Records:
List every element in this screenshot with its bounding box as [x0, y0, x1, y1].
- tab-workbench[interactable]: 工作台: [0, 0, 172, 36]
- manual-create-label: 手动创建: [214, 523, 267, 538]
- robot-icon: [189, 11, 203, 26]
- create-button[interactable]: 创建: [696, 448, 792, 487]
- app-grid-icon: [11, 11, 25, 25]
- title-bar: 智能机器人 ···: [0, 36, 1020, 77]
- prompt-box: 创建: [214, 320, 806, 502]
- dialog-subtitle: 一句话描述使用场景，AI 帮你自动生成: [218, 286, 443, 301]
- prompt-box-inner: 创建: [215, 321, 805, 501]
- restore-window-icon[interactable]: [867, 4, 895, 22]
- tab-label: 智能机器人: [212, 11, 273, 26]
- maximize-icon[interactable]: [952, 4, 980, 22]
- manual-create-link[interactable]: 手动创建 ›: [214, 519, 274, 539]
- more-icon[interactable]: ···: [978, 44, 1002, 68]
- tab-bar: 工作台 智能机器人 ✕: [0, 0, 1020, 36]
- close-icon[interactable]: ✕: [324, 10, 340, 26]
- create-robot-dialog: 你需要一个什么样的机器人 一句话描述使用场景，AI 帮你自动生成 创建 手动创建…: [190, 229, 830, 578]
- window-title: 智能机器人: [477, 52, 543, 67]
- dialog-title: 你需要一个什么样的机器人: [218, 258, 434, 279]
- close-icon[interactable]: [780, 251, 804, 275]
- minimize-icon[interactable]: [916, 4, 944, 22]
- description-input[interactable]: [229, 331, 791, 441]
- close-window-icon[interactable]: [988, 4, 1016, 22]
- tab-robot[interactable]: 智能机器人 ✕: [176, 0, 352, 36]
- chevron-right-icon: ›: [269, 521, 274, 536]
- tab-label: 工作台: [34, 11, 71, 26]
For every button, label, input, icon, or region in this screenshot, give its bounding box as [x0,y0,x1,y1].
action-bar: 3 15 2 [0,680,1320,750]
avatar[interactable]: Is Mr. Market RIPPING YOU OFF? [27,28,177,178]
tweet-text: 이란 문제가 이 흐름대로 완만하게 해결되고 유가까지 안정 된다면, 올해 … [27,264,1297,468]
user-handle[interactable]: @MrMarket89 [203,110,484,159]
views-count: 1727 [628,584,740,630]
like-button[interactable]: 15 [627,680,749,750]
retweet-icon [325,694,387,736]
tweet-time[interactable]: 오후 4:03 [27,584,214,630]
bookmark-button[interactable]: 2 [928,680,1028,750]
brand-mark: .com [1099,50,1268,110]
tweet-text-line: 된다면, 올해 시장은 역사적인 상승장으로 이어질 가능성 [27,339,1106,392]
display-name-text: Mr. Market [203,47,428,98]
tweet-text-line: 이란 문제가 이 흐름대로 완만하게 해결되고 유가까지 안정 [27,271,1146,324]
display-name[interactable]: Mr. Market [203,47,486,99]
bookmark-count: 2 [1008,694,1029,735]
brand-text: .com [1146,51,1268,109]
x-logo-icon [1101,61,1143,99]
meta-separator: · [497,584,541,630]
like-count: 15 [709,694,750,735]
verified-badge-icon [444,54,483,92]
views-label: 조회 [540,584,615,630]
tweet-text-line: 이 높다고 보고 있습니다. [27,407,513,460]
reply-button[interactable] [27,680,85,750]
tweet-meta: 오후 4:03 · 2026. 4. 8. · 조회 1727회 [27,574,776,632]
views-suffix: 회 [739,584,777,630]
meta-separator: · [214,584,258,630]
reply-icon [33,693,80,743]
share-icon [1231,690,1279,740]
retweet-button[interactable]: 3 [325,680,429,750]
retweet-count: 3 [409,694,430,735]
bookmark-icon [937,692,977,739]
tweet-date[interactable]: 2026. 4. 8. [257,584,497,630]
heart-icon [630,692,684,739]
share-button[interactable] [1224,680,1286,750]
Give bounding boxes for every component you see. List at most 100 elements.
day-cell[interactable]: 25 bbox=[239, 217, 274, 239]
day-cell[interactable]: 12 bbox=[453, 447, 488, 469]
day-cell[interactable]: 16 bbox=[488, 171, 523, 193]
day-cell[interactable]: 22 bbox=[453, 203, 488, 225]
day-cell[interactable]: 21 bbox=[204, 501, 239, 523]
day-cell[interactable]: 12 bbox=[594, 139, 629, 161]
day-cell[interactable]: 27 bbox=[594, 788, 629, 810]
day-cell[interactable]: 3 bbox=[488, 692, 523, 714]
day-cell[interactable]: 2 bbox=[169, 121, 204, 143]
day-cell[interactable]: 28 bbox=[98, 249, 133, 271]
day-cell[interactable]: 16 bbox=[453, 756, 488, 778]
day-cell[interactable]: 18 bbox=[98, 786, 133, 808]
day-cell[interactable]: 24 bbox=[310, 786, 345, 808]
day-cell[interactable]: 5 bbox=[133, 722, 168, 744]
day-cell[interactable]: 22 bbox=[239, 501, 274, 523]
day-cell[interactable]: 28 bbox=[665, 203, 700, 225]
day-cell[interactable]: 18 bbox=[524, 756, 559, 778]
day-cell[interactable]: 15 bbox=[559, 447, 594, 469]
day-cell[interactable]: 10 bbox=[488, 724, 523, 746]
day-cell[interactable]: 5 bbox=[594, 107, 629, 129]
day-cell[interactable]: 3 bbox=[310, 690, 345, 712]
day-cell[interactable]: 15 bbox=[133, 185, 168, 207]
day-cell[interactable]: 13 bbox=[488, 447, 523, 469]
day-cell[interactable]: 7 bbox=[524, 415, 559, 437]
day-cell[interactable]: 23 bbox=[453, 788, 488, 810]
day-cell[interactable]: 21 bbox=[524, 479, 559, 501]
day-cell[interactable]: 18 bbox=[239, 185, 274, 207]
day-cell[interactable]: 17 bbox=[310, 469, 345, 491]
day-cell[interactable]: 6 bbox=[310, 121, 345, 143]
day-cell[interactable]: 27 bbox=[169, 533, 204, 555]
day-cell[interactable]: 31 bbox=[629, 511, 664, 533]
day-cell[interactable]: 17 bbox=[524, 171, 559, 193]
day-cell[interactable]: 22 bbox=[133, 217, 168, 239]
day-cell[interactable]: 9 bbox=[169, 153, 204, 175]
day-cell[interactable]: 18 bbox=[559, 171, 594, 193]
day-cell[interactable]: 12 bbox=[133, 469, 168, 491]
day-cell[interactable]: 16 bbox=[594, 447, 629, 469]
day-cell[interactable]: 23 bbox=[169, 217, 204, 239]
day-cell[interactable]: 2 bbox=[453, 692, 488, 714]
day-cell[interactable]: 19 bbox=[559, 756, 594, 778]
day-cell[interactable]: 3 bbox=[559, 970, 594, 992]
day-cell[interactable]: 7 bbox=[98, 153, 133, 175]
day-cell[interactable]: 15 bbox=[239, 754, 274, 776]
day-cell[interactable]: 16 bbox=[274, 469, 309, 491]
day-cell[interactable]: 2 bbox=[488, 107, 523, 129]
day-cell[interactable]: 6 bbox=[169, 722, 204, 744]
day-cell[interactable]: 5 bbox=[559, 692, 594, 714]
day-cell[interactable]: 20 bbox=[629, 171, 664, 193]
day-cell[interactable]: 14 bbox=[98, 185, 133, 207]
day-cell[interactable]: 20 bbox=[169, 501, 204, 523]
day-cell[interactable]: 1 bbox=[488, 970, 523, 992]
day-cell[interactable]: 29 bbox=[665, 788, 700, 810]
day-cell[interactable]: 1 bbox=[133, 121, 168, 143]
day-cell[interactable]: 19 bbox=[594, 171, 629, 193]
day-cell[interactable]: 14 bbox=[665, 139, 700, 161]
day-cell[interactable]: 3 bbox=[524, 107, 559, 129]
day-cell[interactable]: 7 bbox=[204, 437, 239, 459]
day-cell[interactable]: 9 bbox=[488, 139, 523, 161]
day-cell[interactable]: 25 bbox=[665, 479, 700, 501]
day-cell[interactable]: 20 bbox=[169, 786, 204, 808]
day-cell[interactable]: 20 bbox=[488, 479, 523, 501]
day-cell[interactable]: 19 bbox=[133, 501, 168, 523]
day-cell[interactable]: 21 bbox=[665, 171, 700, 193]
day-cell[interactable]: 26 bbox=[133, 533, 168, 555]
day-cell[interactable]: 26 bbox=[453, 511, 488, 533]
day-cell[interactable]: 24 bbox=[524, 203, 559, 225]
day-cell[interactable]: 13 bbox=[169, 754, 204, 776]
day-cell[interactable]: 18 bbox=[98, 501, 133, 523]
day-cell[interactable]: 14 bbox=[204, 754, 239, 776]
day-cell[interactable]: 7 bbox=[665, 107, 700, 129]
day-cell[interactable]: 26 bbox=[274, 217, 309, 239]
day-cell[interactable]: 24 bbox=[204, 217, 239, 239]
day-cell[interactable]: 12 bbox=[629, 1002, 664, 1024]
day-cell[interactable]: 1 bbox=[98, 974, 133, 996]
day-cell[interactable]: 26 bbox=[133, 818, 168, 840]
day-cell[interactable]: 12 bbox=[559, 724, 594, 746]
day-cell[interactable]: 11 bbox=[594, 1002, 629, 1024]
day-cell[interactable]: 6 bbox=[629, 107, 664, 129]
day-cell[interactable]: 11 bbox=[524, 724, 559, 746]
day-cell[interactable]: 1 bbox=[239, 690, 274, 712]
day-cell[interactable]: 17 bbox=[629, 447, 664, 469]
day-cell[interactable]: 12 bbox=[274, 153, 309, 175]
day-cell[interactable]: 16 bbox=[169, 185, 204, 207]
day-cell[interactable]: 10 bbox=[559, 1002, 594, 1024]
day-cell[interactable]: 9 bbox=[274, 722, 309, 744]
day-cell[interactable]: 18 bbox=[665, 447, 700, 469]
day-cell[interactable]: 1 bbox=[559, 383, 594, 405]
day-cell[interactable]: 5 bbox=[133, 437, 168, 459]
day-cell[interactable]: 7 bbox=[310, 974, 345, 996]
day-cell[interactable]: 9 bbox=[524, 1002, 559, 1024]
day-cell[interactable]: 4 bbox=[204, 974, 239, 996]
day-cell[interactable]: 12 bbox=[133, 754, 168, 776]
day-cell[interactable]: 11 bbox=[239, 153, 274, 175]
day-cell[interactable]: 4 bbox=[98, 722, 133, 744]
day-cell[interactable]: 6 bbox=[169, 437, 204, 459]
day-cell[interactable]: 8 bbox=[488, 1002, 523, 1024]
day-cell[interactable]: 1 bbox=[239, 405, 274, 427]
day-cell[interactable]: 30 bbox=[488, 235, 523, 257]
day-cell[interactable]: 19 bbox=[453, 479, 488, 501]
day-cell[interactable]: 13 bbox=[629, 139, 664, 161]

Instruction: Output the entries as a Markdown table with the columns Row and Line, starting at the first line and stopping after the line that contains "- chevron-right-icon: ›: [269, 521, 274, 536]". Number each row and skip any blank lines.

Task solution:
| Row | Line |
|---|---|
| 1 | List every element in this screenshot with its bounding box as [x0, y0, x1, y1]. |
| 2 | - tab-workbench[interactable]: 工作台: [0, 0, 172, 36] |
| 3 | - manual-create-label: 手动创建: [214, 523, 267, 538] |
| 4 | - robot-icon: [189, 11, 203, 26] |
| 5 | - create-button[interactable]: 创建: [696, 448, 792, 487] |
| 6 | - app-grid-icon: [11, 11, 25, 25] |
| 7 | - title-bar: 智能机器人 ···: [0, 36, 1020, 77] |
| 8 | - prompt-box: 创建: [214, 320, 806, 502] |
| 9 | - dialog-subtitle: 一句话描述使用场景，AI 帮你自动生成: [218, 286, 443, 301] |
| 10 | - prompt-box-inner: 创建: [215, 321, 805, 501] |
| 11 | - restore-window-icon[interactable]: [867, 4, 895, 22] |
| 12 | - tab-label: 智能机器人: [212, 11, 273, 26] |
| 13 | - maximize-icon[interactable]: [952, 4, 980, 22] |
| 14 | - manual-create-link[interactable]: 手动创建 ›: [214, 519, 274, 539] |
| 15 | - more-icon[interactable]: ···: [978, 44, 1002, 68] |
| 16 | - tab-bar: 工作台 智能机器人 ✕: [0, 0, 1020, 36] |
| 17 | - close-icon[interactable]: ✕: [324, 10, 340, 26] |
| 18 | - create-robot-dialog: 你需要一个什么样的机器人 一句话描述使用场景，AI 帮你自动生成 创建 手动创建…: [190, 229, 830, 578] |
| 19 | - window-title: 智能机器人: [477, 52, 543, 67] |
| 20 | - dialog-title: 你需要一个什么样的机器人: [218, 258, 434, 279] |
| 21 | - close-icon[interactable]: [780, 251, 804, 275] |
| 22 | - minimize-icon[interactable]: [916, 4, 944, 22] |
| 23 | - description-input[interactable]: [229, 331, 791, 441] |
| 24 | - close-window-icon[interactable]: [988, 4, 1016, 22] |
| 25 | - tab-robot[interactable]: 智能机器人 ✕: [176, 0, 352, 36] |
| 26 | - chevron-right-icon: ›: [269, 521, 274, 536] |